Short task = In the lines from the first one down to the line with "y-tick-label: 40 — [18, 224, 35, 239]", swap "y-tick-label" for "y-axis-tick" and change nothing else. Return only those lines.

• • • • •

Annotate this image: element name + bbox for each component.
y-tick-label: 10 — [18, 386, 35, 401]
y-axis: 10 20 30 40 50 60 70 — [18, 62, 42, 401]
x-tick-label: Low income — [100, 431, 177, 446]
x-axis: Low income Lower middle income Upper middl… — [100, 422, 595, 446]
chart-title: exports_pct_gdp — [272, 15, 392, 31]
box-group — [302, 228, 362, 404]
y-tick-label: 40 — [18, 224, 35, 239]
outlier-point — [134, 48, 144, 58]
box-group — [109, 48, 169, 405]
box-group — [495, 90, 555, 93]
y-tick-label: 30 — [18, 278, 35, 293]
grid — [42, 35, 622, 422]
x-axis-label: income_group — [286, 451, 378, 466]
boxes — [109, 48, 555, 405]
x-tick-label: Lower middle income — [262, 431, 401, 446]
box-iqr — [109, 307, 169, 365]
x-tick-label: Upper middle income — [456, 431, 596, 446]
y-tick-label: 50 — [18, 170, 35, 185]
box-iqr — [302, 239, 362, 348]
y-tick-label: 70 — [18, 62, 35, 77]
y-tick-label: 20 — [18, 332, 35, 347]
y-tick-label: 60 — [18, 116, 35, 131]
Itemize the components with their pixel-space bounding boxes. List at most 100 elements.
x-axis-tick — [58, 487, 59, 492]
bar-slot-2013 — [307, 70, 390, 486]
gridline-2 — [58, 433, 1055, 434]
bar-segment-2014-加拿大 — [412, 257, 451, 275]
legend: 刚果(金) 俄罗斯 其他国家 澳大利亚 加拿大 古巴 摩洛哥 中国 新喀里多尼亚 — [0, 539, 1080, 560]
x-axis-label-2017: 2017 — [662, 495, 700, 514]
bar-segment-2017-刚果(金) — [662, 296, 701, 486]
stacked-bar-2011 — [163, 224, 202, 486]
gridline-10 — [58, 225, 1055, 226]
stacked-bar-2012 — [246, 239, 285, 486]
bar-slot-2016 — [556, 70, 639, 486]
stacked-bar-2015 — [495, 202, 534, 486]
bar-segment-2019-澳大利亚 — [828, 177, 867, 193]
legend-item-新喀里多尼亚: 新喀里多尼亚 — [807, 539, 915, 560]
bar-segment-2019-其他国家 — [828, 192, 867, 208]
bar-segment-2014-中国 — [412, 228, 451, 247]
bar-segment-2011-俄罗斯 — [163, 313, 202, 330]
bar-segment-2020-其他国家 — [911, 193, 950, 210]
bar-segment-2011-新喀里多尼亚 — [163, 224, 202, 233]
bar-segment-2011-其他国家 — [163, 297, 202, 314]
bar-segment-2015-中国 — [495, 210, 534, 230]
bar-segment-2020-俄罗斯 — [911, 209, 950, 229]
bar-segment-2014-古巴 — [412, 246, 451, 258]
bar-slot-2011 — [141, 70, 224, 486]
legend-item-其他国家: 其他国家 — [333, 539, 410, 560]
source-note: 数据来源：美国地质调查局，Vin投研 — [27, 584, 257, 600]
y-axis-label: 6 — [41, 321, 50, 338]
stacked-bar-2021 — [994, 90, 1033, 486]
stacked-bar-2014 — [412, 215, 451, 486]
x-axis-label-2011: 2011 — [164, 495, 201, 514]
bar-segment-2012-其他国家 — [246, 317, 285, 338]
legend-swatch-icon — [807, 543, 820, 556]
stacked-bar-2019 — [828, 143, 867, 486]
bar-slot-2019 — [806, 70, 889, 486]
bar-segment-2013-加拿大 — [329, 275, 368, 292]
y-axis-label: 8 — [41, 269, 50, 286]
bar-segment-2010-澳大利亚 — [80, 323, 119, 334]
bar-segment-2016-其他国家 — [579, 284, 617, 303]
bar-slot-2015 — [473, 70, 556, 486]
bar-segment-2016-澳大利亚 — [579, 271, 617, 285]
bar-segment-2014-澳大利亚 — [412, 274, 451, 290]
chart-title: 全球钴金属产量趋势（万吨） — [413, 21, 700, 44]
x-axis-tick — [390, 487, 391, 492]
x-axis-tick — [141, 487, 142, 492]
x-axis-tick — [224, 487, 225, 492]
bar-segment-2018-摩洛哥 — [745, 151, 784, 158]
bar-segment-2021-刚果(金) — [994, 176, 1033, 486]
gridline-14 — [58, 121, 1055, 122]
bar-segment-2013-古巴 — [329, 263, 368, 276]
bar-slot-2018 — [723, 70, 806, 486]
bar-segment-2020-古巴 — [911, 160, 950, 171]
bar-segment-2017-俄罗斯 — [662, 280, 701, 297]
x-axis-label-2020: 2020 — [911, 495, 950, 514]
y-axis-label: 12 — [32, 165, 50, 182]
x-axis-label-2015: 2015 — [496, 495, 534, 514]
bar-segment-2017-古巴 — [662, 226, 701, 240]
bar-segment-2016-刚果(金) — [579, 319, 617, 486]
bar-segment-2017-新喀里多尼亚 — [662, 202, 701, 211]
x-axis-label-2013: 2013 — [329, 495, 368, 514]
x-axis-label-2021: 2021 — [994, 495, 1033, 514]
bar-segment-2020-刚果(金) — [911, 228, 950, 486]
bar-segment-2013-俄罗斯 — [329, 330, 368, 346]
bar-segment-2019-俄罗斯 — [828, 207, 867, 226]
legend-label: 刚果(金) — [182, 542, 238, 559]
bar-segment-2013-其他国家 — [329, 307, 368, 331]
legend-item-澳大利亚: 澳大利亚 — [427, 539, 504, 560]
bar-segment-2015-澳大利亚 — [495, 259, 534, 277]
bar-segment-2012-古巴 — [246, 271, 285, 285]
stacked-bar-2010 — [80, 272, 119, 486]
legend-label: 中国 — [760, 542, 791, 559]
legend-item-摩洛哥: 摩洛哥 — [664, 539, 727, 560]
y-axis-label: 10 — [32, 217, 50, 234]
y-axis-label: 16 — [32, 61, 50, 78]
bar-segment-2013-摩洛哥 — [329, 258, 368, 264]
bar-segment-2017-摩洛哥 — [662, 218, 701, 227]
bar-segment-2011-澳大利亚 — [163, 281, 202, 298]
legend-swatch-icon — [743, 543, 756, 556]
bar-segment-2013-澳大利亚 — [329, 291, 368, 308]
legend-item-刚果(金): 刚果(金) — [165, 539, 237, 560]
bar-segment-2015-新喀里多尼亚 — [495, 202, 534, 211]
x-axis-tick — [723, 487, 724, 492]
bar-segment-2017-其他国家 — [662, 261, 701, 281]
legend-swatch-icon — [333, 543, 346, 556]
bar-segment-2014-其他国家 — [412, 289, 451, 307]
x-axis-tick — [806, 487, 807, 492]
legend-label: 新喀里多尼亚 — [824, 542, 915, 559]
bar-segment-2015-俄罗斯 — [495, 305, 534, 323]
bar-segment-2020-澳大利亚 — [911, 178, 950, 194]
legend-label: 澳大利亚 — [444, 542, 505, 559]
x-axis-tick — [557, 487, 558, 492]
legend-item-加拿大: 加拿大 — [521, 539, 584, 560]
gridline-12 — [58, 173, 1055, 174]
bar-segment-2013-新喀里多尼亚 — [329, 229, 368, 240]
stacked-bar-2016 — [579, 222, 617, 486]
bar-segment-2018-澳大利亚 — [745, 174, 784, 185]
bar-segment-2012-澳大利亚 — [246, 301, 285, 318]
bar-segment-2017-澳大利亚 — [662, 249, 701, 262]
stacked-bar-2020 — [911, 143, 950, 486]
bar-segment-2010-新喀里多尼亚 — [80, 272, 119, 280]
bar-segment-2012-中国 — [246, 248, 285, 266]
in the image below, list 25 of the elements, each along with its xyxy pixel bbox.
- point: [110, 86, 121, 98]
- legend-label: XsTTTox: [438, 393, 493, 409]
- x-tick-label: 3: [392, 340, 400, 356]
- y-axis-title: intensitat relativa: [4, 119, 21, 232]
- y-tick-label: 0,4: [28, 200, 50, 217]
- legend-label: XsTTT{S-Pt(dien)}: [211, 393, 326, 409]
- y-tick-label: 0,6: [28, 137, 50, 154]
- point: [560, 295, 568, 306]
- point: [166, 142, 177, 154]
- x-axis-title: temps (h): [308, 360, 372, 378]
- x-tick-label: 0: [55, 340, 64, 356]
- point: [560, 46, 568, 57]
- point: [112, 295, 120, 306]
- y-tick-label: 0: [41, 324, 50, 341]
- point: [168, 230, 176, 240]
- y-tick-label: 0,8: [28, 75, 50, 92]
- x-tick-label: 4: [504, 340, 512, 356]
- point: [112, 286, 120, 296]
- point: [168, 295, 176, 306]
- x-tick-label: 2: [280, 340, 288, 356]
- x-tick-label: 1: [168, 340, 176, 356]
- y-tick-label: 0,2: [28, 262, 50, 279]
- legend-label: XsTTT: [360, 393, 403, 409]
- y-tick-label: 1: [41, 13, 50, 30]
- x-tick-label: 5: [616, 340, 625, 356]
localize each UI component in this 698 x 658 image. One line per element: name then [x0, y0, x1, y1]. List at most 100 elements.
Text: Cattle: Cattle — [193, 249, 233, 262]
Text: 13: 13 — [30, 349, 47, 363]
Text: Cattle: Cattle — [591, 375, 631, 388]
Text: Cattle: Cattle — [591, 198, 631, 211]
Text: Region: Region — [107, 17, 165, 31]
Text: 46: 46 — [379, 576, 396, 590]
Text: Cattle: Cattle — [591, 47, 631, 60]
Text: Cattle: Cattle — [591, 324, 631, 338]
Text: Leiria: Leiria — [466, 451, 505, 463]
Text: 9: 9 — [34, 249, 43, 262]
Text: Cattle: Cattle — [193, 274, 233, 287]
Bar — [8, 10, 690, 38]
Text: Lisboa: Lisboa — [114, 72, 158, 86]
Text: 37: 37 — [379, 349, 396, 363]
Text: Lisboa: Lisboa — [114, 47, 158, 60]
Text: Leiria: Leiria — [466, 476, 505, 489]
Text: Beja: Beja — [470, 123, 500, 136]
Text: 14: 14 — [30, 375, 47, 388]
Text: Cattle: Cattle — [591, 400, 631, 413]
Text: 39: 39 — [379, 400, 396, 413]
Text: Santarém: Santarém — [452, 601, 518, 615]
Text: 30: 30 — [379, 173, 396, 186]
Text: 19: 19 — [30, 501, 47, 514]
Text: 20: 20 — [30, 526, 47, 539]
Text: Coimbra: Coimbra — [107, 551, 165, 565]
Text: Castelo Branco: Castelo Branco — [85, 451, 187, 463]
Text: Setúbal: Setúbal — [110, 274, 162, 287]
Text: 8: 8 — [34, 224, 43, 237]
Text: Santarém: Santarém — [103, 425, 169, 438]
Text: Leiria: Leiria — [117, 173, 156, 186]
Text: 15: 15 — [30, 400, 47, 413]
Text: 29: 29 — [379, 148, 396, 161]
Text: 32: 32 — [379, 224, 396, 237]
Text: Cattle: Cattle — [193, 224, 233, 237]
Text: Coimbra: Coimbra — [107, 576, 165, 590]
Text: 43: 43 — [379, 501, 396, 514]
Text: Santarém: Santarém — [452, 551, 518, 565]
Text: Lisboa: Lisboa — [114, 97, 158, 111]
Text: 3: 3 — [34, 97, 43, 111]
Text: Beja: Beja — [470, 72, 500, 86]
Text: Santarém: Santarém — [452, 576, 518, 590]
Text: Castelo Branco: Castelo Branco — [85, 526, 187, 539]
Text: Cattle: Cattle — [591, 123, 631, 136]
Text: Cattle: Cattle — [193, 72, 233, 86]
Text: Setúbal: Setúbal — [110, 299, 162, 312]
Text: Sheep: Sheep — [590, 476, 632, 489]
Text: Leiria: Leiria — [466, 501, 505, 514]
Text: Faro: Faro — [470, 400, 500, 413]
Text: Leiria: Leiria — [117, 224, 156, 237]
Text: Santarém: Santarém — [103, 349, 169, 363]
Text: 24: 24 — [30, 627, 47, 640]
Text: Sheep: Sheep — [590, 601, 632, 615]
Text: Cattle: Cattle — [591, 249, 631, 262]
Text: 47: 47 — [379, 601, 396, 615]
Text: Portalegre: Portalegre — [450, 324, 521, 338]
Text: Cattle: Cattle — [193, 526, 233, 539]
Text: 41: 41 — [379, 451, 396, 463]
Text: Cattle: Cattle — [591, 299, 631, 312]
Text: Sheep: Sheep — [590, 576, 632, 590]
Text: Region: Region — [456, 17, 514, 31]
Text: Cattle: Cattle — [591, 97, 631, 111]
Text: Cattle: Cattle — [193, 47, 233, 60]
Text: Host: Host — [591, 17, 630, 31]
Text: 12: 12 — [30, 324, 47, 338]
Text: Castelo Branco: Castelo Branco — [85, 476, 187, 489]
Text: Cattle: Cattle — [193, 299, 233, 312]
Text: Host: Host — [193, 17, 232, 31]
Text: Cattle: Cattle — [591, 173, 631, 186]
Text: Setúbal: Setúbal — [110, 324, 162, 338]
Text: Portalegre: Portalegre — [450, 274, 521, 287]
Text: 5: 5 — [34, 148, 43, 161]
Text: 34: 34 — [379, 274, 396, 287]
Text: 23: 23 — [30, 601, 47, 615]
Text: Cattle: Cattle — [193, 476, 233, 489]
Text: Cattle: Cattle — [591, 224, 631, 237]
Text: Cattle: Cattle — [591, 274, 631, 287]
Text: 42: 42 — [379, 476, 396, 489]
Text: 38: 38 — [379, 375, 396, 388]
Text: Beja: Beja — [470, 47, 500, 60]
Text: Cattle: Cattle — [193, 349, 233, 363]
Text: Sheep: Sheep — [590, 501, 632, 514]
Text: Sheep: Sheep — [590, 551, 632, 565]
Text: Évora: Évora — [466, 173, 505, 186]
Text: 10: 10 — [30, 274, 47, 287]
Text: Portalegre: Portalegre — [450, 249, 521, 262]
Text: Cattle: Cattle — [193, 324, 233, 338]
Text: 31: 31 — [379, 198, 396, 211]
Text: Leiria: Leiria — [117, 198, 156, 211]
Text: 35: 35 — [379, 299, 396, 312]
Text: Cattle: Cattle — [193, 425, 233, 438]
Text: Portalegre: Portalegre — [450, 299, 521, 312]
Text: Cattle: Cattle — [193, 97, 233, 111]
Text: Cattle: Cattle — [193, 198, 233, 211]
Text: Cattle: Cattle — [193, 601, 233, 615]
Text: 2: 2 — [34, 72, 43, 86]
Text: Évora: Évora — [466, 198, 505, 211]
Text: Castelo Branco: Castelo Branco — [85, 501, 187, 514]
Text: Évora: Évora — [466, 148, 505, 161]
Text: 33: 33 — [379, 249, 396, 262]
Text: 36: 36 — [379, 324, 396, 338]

• • • • •

Exercise answer =
Annotate this image: element name + bbox for each component.
y-axis-tick: 10 — [18, 386, 35, 401]
y-axis: 10 20 30 40 50 60 70 — [18, 62, 42, 401]
x-tick-label: Low income — [100, 431, 177, 446]
x-axis: Low income Lower middle income Upper middl… — [100, 422, 595, 446]
chart-title: exports_pct_gdp — [272, 15, 392, 31]
box-group — [302, 228, 362, 404]
y-axis-tick: 40 — [18, 224, 35, 239]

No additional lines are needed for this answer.